Task details — Write out all of the data without omission, exactly as shown.

Data records:
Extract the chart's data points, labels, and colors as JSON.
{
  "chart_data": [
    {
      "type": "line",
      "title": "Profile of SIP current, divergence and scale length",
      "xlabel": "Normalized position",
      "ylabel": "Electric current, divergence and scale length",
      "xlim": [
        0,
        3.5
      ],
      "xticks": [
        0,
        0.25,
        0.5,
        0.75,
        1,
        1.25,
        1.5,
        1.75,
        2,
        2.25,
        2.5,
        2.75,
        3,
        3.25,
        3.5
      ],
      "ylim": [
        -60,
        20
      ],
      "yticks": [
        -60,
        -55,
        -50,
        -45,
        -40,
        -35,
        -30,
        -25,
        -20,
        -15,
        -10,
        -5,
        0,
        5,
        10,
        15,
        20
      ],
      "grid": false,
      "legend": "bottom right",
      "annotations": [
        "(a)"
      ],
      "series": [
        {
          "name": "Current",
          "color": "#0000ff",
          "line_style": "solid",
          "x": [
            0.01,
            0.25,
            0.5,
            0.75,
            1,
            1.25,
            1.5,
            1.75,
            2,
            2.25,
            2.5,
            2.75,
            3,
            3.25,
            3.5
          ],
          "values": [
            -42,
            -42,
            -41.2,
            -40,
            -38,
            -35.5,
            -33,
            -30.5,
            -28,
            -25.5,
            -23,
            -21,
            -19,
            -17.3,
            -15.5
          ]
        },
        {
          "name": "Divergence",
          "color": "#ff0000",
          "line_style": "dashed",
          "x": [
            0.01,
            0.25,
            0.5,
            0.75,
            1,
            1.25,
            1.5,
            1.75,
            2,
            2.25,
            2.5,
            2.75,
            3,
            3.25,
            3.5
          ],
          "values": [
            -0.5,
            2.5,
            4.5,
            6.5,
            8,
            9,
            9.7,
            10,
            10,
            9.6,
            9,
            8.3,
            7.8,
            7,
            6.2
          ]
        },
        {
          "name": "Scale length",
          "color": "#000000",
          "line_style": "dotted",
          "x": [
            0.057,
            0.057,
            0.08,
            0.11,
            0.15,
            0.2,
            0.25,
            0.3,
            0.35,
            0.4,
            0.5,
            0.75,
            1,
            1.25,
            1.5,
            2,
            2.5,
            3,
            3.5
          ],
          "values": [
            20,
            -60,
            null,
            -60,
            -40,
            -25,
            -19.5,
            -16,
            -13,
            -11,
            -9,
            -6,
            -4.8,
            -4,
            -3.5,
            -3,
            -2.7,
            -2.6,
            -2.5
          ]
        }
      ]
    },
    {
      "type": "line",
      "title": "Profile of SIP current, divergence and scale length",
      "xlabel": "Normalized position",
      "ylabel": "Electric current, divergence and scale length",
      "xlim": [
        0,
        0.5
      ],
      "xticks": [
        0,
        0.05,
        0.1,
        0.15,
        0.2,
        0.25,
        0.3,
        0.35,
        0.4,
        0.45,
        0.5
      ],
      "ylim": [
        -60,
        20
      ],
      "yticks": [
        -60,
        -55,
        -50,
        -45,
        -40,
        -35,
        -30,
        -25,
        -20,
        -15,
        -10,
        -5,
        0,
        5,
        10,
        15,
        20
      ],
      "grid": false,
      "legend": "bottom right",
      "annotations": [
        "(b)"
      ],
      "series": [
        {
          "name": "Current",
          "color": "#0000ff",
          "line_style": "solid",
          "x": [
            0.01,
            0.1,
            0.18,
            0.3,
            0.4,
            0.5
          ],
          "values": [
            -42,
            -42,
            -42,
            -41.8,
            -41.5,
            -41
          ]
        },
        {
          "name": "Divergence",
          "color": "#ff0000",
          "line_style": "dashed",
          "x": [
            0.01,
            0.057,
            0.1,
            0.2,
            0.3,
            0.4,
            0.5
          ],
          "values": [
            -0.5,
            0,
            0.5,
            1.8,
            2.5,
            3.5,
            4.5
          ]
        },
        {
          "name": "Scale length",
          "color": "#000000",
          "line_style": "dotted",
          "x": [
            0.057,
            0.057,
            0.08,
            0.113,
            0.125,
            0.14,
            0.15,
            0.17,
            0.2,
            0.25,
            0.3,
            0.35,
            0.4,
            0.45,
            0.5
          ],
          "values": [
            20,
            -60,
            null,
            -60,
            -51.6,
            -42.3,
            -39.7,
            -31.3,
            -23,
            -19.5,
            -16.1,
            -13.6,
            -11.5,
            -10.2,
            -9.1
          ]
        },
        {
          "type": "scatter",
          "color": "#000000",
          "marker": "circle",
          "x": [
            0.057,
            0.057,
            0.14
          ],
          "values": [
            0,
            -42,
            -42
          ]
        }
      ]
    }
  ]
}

Solution to this exercise —
Extract the chart's data points, labels, and colors as JSON.
{
  "chart_data": [
    {
      "type": "line",
      "title": "Profile of SIP current, divergence and scale length",
      "xlabel": "Normalized position",
      "ylabel": "Electric current, divergence and scale length",
      "xlim": [
        0,
        3.5
      ],
      "xticks": [
        0,
        0.25,
        0.5,
        0.75,
        1,
        1.25,
        1.5,
        1.75,
        2,
        2.25,
        2.5,
        2.75,
        3,
        3.25,
        3.5
      ],
      "ylim": [
        -60,
        20
      ],
      "yticks": [
        -60,
        -55,
        -50,
        -45,
        -40,
        -35,
        -30,
        -25,
        -20,
        -15,
        -10,
        -5,
        0,
        5,
        10,
        15,
        20
      ],
      "grid": false,
      "legend": "bottom right",
      "annotations": [
        "(a)"
      ],
      "series": [
        {
          "name": "Current",
          "color": "#0000ff",
          "line_style": "solid",
          "x": [
            0.01,
            0.25,
            0.5,
            0.75,
            1,
            1.25,
            1.5,
            1.75,
            2,
            2.25,
            2.5,
            2.75,
            3,
            3.25,
            3.5
          ],
          "values": [
            -42,
            -42,
            -41.2,
            -40,
            -38,
            -35.5,
            -33,
            -30.5,
            -28,
            -25.5,
            -23,
            -21,
            -19,
            -17.3,
            -15.5
          ]
        },
        {
          "name": "Divergence",
          "color": "#ff0000",
          "line_style": "dashed",
          "x": [
            0.01,
            0.25,
            0.5,
            0.75,
            1,
            1.25,
            1.5,
            1.75,
            2,
            2.25,
            2.5,
            2.75,
            3,
            3.25,
            3.5
          ],
          "values": [
            -0.5,
            2.5,
            4.5,
            6.5,
            8,
            9,
            9.7,
            10,
            10,
            9.6,
            9,
            8.3,
            7.8,
            7,
            6.2
          ]
        },
        {
          "name": "Scale length",
          "color": "#000000",
          "line_style": "dotted",
          "x": [
            0.057,
            0.057,
            0.08,
            0.11,
            0.15,
            0.2,
            0.25,
            0.3,
            0.35,
            0.4,
            0.5,
            0.75,
            1,
            1.25,
            1.5,
            2,
            2.5,
            3,
            3.5
          ],
          "values": [
            20,
            -60,
            null,
            -60,
            -40,
            -25,
            -19.5,
            -16,
            -13,
            -11,
            -9,
            -6,
            -4.8,
            -4,
            -3.5,
            -3,
            -2.7,
            -2.6,
            -2.5
          ]
        }
      ]
    },
    {
      "type": "line",
      "title": "Profile of SIP current, divergence and scale length",
      "xlabel": "Normalized position",
      "ylabel": "Electric current, divergence and scale length",
      "xlim": [
        0,
        0.5
      ],
      "xticks": [
        0,
        0.05,
        0.1,
        0.15,
        0.2,
        0.25,
        0.3,
        0.35,
        0.4,
        0.45,
        0.5
      ],
      "ylim": [
        -60,
        20
      ],
      "yticks": [
        -60,
        -55,
        -50,
        -45,
        -40,
        -35,
        -30,
        -25,
        -20,
        -15,
        -10,
        -5,
        0,
        5,
        10,
        15,
        20
      ],
      "grid": false,
      "legend": "bottom right",
      "annotations": [
        "(b)"
      ],
      "series": [
        {
          "name": "Current",
          "color": "#0000ff",
          "line_style": "solid",
          "x": [
            0.01,
            0.1,
            0.18,
            0.3,
            0.4,
            0.5
          ],
          "values": [
            -42,
            -42,
            -42,
            -41.8,
            -41.5,
            -41
          ]
        },
        {
          "name": "Divergence",
          "color": "#ff0000",
          "line_style": "dashed",
          "x": [
            0.01,
            0.057,
            0.1,
            0.2,
            0.3,
            0.4,
            0.5
          ],
          "values": [
            -0.5,
            0,
            0.5,
            1.8,
            2.5,
            3.5,
            4.5
          ]
        },
        {
          "name": "Scale length",
          "color": "#000000",
          "line_style": "dotted",
          "x": [
            0.057,
            0.057,
            0.08,
            0.113,
            0.125,
            0.14,
            0.15,
            0.17,
            0.2,
            0.25,
            0.3,
            0.35,
            0.4,
            0.45,
            0.5
          ],
          "values": [
            20,
            -60,
            null,
            -60,
            -51.6,
            -42.3,
            -39.7,
            -31.3,
            -23,
            -19.5,
            -16.1,
            -13.6,
            -11.5,
            -10.2,
            -9.1
          ]
        },
        {
          "type": "scatter",
          "color": "#000000",
          "marker": "circle",
          "x": [
            0.057,
            0.057,
            0.14
          ],
          "values": [
            0,
            -42,
            -42
          ]
        }
      ]
    }
  ]
}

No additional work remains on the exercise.